■ PROBLEM
Wherever "morphology" appears in a line, copy that line.

Dataset entries:
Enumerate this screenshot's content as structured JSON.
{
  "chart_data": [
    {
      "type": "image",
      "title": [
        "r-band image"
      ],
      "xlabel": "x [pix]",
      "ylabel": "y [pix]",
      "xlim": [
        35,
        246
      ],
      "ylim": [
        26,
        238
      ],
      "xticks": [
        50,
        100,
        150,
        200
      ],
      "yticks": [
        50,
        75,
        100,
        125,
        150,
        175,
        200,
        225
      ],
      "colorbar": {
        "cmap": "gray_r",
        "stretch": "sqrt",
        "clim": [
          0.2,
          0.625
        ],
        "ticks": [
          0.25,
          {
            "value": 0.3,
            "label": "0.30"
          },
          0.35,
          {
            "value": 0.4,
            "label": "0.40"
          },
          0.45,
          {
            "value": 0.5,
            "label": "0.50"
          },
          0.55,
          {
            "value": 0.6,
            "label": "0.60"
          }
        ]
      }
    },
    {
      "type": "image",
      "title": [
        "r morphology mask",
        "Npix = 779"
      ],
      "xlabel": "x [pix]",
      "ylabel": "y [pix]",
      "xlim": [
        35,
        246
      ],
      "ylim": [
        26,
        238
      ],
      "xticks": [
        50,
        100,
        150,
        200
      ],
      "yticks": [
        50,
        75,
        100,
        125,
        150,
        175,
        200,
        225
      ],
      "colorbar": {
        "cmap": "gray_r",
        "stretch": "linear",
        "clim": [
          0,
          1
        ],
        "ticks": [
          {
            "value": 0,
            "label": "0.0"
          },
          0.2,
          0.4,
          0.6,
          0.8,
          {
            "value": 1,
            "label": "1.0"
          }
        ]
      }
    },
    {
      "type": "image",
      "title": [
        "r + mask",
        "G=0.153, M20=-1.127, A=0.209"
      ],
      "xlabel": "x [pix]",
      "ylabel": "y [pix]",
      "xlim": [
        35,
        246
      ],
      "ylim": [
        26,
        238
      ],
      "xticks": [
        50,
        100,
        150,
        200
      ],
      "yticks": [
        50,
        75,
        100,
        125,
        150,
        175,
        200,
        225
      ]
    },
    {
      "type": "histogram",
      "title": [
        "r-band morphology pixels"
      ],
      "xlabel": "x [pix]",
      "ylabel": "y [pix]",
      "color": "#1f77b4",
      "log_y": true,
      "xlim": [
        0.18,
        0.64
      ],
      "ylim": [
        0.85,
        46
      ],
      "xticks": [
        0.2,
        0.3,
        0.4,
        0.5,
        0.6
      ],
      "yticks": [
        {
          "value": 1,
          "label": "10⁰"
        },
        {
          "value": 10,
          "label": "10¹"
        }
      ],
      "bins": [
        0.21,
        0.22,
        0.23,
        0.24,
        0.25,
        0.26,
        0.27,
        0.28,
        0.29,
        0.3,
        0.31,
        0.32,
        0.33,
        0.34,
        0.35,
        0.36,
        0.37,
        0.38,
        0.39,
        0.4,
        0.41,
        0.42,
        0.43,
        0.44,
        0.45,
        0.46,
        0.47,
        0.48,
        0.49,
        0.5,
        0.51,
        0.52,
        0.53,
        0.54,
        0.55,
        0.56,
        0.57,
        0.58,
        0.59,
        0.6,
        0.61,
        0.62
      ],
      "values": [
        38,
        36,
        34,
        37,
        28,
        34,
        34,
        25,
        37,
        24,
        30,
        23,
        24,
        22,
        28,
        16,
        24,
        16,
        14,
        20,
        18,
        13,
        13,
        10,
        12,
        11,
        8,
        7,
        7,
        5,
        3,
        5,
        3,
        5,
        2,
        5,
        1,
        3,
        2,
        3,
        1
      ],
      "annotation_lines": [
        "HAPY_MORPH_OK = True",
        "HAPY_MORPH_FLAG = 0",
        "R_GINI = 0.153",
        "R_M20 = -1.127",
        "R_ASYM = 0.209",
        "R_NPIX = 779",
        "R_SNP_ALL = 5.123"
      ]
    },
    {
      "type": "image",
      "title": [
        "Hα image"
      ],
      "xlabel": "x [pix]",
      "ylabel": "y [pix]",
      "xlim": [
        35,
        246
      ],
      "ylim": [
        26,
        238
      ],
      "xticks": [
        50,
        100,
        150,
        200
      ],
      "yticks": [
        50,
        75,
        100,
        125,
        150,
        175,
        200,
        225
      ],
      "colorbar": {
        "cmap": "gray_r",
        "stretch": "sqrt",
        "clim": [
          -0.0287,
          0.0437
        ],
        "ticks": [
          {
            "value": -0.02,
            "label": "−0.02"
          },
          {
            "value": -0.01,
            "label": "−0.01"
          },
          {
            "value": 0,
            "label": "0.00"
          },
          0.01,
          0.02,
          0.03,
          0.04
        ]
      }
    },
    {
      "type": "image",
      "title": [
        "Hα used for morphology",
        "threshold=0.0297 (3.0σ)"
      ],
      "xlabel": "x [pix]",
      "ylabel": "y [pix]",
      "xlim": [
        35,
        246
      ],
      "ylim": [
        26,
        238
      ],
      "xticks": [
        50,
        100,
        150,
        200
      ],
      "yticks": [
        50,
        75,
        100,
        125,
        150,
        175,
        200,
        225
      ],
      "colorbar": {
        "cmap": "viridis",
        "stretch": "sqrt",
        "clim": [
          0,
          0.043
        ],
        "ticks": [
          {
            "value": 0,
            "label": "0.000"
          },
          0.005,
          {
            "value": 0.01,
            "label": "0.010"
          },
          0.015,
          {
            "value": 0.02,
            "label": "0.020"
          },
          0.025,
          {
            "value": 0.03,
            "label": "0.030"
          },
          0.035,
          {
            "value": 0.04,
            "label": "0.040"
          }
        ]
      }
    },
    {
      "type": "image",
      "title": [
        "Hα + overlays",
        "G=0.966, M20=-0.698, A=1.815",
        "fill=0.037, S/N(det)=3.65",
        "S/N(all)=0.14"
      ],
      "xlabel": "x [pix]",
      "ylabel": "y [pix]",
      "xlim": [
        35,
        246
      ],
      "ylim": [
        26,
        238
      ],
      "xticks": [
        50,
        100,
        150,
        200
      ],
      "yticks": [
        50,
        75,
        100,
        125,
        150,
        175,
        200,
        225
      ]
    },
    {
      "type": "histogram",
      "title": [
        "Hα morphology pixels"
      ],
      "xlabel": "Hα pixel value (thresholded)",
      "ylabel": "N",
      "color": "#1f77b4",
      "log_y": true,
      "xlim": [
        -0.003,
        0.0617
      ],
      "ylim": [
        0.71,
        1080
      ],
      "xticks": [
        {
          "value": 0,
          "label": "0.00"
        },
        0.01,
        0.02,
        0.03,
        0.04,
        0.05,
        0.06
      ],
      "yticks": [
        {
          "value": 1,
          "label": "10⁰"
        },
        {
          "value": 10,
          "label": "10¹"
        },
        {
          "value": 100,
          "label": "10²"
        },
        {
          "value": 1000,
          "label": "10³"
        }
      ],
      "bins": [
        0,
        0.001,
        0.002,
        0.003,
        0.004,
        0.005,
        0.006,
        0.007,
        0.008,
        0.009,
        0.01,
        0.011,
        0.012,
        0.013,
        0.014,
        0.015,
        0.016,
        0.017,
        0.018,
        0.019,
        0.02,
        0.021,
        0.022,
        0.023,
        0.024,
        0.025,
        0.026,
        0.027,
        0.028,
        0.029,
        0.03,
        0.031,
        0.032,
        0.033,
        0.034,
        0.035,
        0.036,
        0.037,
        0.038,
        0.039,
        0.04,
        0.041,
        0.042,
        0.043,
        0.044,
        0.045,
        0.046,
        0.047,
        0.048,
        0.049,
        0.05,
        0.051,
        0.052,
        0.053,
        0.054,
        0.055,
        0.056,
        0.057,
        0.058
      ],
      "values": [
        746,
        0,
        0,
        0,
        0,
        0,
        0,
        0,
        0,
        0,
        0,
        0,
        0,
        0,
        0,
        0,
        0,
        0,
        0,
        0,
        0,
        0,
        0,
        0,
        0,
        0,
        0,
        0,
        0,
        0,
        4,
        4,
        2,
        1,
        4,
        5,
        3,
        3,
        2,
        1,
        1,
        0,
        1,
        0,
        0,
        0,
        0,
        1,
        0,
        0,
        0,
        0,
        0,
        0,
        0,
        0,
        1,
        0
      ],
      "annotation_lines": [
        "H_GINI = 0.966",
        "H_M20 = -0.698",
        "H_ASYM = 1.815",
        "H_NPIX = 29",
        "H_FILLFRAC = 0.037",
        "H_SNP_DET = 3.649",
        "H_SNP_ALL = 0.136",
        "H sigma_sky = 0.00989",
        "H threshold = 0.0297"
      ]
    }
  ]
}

■ REPLY TO THE EXERCISE
        "r morphology mask",
        "r-band morphology pixels"
        "Hα used for morphology",
        "Hα morphology pixels"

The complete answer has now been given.